- Work required -
Reading down the listing below, count the lines where the word "COCIR" shows up, then give only that count.

[Dataset records]
* Start *

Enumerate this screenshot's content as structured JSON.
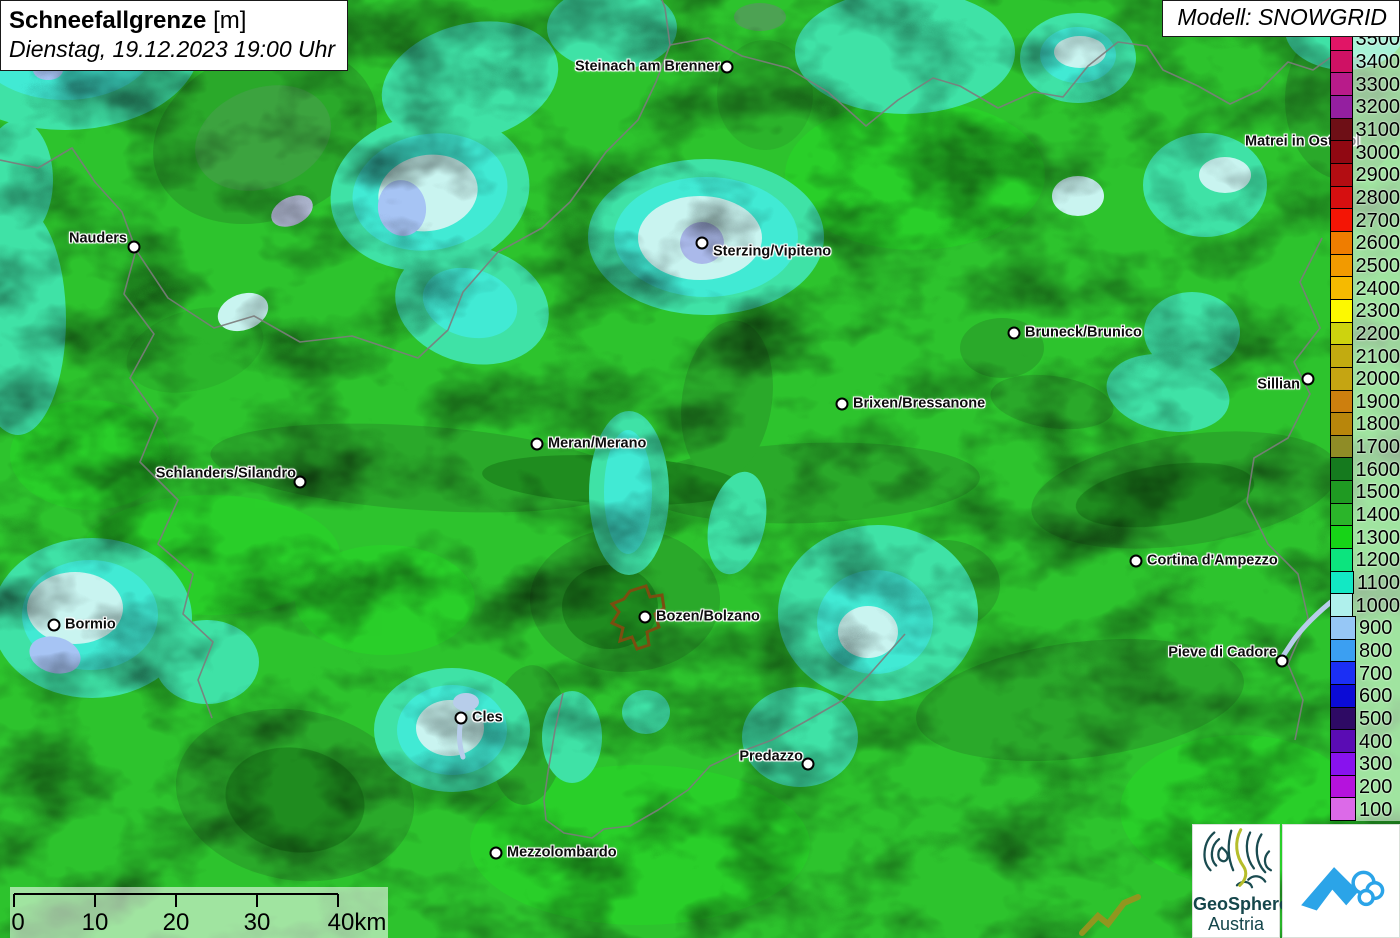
{
  "title": {
    "main": "Schneefallgrenze",
    "unit": "[m]",
    "datetime": "Dienstag, 19.12.2023 19:00 Uhr"
  },
  "model_label": "Modell: SNOWGRID",
  "legend": {
    "unit": "m",
    "entries": [
      {
        "value": "3500",
        "color": "#e11566"
      },
      {
        "value": "3400",
        "color": "#cf1164"
      },
      {
        "value": "3300",
        "color": "#b81b8a"
      },
      {
        "value": "3200",
        "color": "#941fa0"
      },
      {
        "value": "3100",
        "color": "#6e0f16"
      },
      {
        "value": "3000",
        "color": "#900812"
      },
      {
        "value": "2900",
        "color": "#b30d12"
      },
      {
        "value": "2800",
        "color": "#d60f10"
      },
      {
        "value": "2700",
        "color": "#f41505"
      },
      {
        "value": "2600",
        "color": "#ef7d00"
      },
      {
        "value": "2500",
        "color": "#f29a00"
      },
      {
        "value": "2400",
        "color": "#f6ba00"
      },
      {
        "value": "2300",
        "color": "#fdf900"
      },
      {
        "value": "2200",
        "color": "#cdd30e"
      },
      {
        "value": "2100",
        "color": "#c2ab10"
      },
      {
        "value": "2000",
        "color": "#c5a512"
      },
      {
        "value": "1900",
        "color": "#cd7f0e"
      },
      {
        "value": "1800",
        "color": "#b8860b"
      },
      {
        "value": "1700",
        "color": "#8f8c26"
      },
      {
        "value": "1600",
        "color": "#157a1e"
      },
      {
        "value": "1500",
        "color": "#1f9a22"
      },
      {
        "value": "1400",
        "color": "#2bb52a"
      },
      {
        "value": "1300",
        "color": "#17d417"
      },
      {
        "value": "1200",
        "color": "#0ce47e"
      },
      {
        "value": "1100",
        "color": "#12e8c4"
      },
      {
        "value": "1000",
        "color": "#aff0ec"
      },
      {
        "value": "900",
        "color": "#96c7f6"
      },
      {
        "value": "800",
        "color": "#3b9ff2"
      },
      {
        "value": "700",
        "color": "#1b2ff5"
      },
      {
        "value": "600",
        "color": "#0b0bd6"
      },
      {
        "value": "500",
        "color": "#2e0a64"
      },
      {
        "value": "400",
        "color": "#5a0cb4"
      },
      {
        "value": "300",
        "color": "#8812ee"
      },
      {
        "value": "200",
        "color": "#b512dd"
      },
      {
        "value": "100",
        "color": "#dc6ae8"
      }
    ]
  },
  "cities": [
    {
      "name": "Steinach am Brenner",
      "dot": [
        727,
        67
      ],
      "label": [
        720,
        67
      ],
      "anchor": "end"
    },
    {
      "name": "Matrei in Osttirol",
      "dot": [
        1345,
        142
      ],
      "label": [
        1245,
        142
      ],
      "anchor": "start"
    },
    {
      "name": "Nauders",
      "dot": [
        134,
        247
      ],
      "label": [
        127,
        239
      ],
      "anchor": "end"
    },
    {
      "name": "Sterzing/Vipiteno",
      "dot": [
        702,
        243
      ],
      "label": [
        713,
        252
      ],
      "anchor": "start"
    },
    {
      "name": "Bruneck/Brunico",
      "dot": [
        1014,
        333
      ],
      "label": [
        1025,
        333
      ],
      "anchor": "start"
    },
    {
      "name": "Sillian",
      "dot": [
        1308,
        379
      ],
      "label": [
        1300,
        385
      ],
      "anchor": "end"
    },
    {
      "name": "Brixen/Bressanone",
      "dot": [
        842,
        404
      ],
      "label": [
        853,
        404
      ],
      "anchor": "start"
    },
    {
      "name": "Meran/Merano",
      "dot": [
        537,
        444
      ],
      "label": [
        548,
        444
      ],
      "anchor": "start"
    },
    {
      "name": "Schlanders/Silandro",
      "dot": [
        300,
        482
      ],
      "label": [
        296,
        474
      ],
      "anchor": "end"
    },
    {
      "name": "Cortina d'Ampezzo",
      "dot": [
        1136,
        561
      ],
      "label": [
        1147,
        561
      ],
      "anchor": "start"
    },
    {
      "name": "Bormio",
      "dot": [
        54,
        625
      ],
      "label": [
        65,
        625
      ],
      "anchor": "start"
    },
    {
      "name": "Bozen/Bolzano",
      "dot": [
        645,
        617
      ],
      "label": [
        656,
        617
      ],
      "anchor": "start"
    },
    {
      "name": "Pieve di Cadore",
      "dot": [
        1282,
        661
      ],
      "label": [
        1277,
        653
      ],
      "anchor": "end"
    },
    {
      "name": "Cles",
      "dot": [
        461,
        718
      ],
      "label": [
        472,
        718
      ],
      "anchor": "start"
    },
    {
      "name": "Predazzo",
      "dot": [
        808,
        764
      ],
      "label": [
        803,
        757
      ],
      "anchor": "end"
    },
    {
      "name": "Mezzolombardo",
      "dot": [
        496,
        853
      ],
      "label": [
        507,
        853
      ],
      "anchor": "start"
    }
  ],
  "scalebar": {
    "labels": [
      "0",
      "10",
      "20",
      "30",
      "40km"
    ]
  },
  "logos": {
    "geosphere": {
      "line1": "GeoSphere",
      "line2": "Austria"
    },
    "blue_logo_color": "#2ba4e8",
    "geosphere_color": "#15464b"
  },
  "map_colors": {
    "base_green_1400": "#2dc32d",
    "bright_green_1300": "#27d827",
    "dark_green_1500": "#2aa42a",
    "darker_green_1600": "#1f8a1f",
    "teal_1200": "#3fe2a6",
    "cyan_1100": "#41ead4",
    "pale_cyan_1000": "#c9f4f0",
    "light_blue_900": "#a6c4f4",
    "border_gray": "#7c7c7c",
    "river_blue": "#b7cdea",
    "bozen_outline_brown": "#7a4e10"
  }
}
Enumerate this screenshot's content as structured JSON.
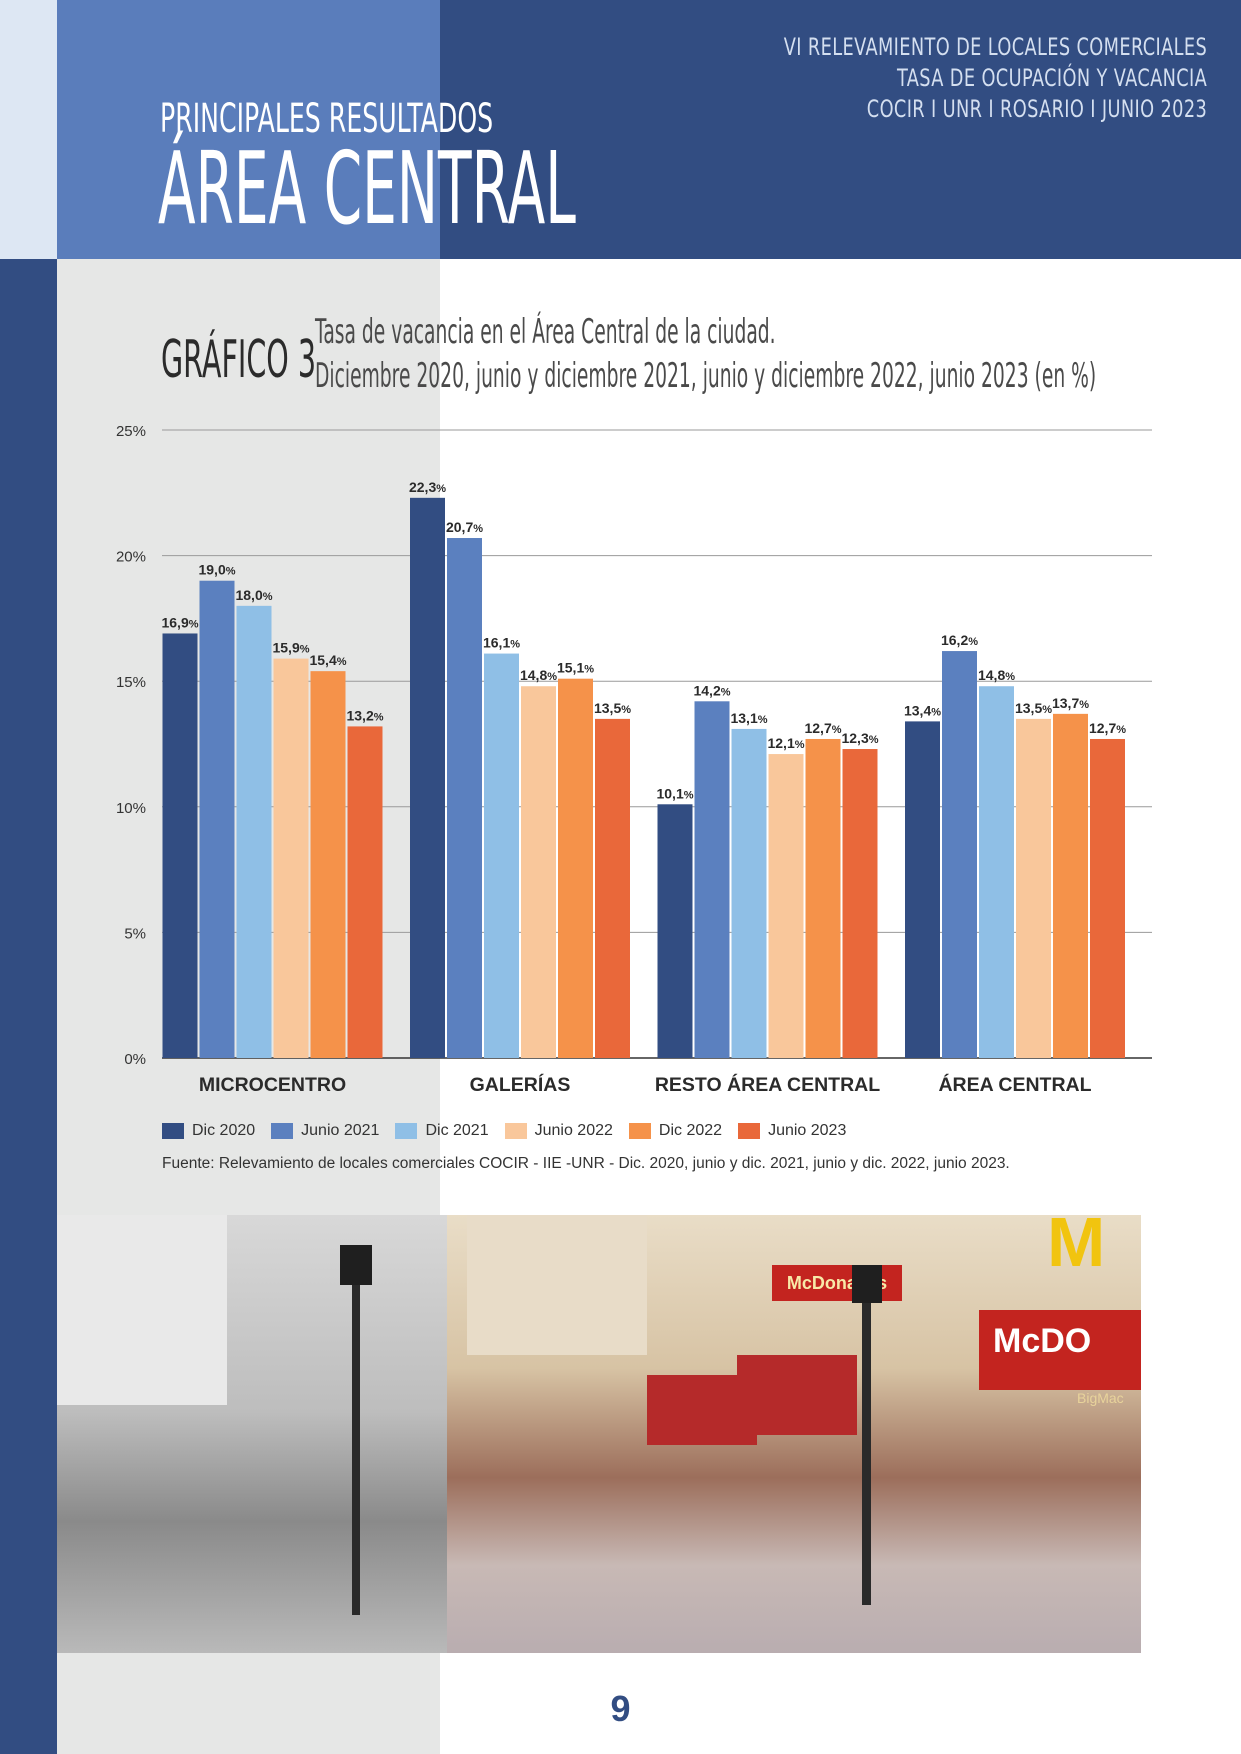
{
  "header": {
    "lines": [
      "VI RELEVAMIENTO DE LOCALES COMERCIALES",
      "TASA DE OCUPACIÓN Y VACANCIA",
      "COCIR I UNR I ROSARIO I JUNIO 2023"
    ],
    "section": "PRINCIPALES RESULTADOS",
    "title": "ÁREA CENTRAL"
  },
  "figure": {
    "label": "GRÁFICO 3",
    "title_line1": "Tasa de vacancia en el Área Central de la ciudad.",
    "title_line2": "Diciembre 2020, junio y diciembre 2021, junio y diciembre 2022, junio 2023 (en %)"
  },
  "chart_data": {
    "type": "bar",
    "categories": [
      "MICROCENTRO",
      "GALERÍAS",
      "RESTO ÁREA CENTRAL",
      "ÁREA CENTRAL"
    ],
    "series": [
      {
        "name": "Dic 2020",
        "color": "#324d82",
        "values": [
          16.9,
          22.3,
          10.1,
          13.4
        ],
        "labels": [
          "16,9",
          "22,3",
          "10,1",
          "13,4"
        ]
      },
      {
        "name": "Junio 2021",
        "color": "#5b80bf",
        "values": [
          19.0,
          20.7,
          14.2,
          16.2
        ],
        "labels": [
          "19,0",
          "20,7",
          "14,2",
          "16,2"
        ]
      },
      {
        "name": "Dic 2021",
        "color": "#8fbfe6",
        "values": [
          18.0,
          16.1,
          13.1,
          14.8
        ],
        "labels": [
          "18,0",
          "16,1",
          "13,1",
          "14,8"
        ]
      },
      {
        "name": "Junio 2022",
        "color": "#f9c79b",
        "values": [
          15.9,
          14.8,
          12.1,
          13.5
        ],
        "labels": [
          "15,9",
          "14,8",
          "12,1",
          "13,5"
        ]
      },
      {
        "name": "Dic 2022",
        "color": "#f5924a",
        "values": [
          15.4,
          15.1,
          12.7,
          13.7
        ],
        "labels": [
          "15,4",
          "15,1",
          "12,7",
          "13,7"
        ]
      },
      {
        "name": "Junio 2023",
        "color": "#e9683a",
        "values": [
          13.2,
          13.5,
          12.3,
          12.7
        ],
        "labels": [
          "13,2",
          "13,5",
          "12,3",
          "12,7"
        ]
      }
    ],
    "ylim": [
      0,
      25
    ],
    "yticks": [
      "0%",
      "5%",
      "10%",
      "15%",
      "20%",
      "25%"
    ],
    "ytick_values": [
      0,
      5,
      10,
      15,
      20,
      25
    ],
    "label_suffix": "%",
    "grid": true,
    "legend_position": "bottom"
  },
  "source": "Fuente: Relevamiento de locales comerciales COCIR - IIE -UNR - Dic. 2020, junio y dic. 2021, junio y dic. 2022, junio 2023.",
  "photo": {
    "sign_text": "McDonald's",
    "sign_text_2": "McDO",
    "sign_text_3": "BigMac"
  },
  "page_number": "9"
}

* End *

- Solution to the exercise -
2